▶ [SUPPLIED MATERIAL]
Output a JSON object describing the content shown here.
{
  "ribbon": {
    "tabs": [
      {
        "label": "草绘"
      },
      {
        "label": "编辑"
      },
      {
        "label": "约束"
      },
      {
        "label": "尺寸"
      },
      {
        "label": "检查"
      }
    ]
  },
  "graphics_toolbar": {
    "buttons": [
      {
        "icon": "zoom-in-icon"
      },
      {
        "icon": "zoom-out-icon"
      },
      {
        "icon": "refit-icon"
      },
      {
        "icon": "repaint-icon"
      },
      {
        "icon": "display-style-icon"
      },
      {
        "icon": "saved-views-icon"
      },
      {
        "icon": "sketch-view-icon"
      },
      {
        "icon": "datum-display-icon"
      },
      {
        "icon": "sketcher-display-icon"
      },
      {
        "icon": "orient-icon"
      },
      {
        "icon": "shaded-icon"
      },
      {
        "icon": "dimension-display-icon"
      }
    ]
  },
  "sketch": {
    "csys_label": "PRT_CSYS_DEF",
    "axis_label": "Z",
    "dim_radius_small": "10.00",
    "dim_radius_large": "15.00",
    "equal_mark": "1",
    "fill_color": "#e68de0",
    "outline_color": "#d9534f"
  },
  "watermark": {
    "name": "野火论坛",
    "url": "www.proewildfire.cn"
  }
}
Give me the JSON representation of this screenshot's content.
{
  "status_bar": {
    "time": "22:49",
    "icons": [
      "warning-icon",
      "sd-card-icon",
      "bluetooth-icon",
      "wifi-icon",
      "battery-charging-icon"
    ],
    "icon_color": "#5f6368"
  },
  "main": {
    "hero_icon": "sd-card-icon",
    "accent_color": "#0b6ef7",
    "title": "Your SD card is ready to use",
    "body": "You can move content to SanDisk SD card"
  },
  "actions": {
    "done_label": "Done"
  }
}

▶ [TASK DETAILS] State the number of lines holding the word "card" in the listing. Add nothing else.

▶ [SOLUTION FOR THIS EXERCISE] 4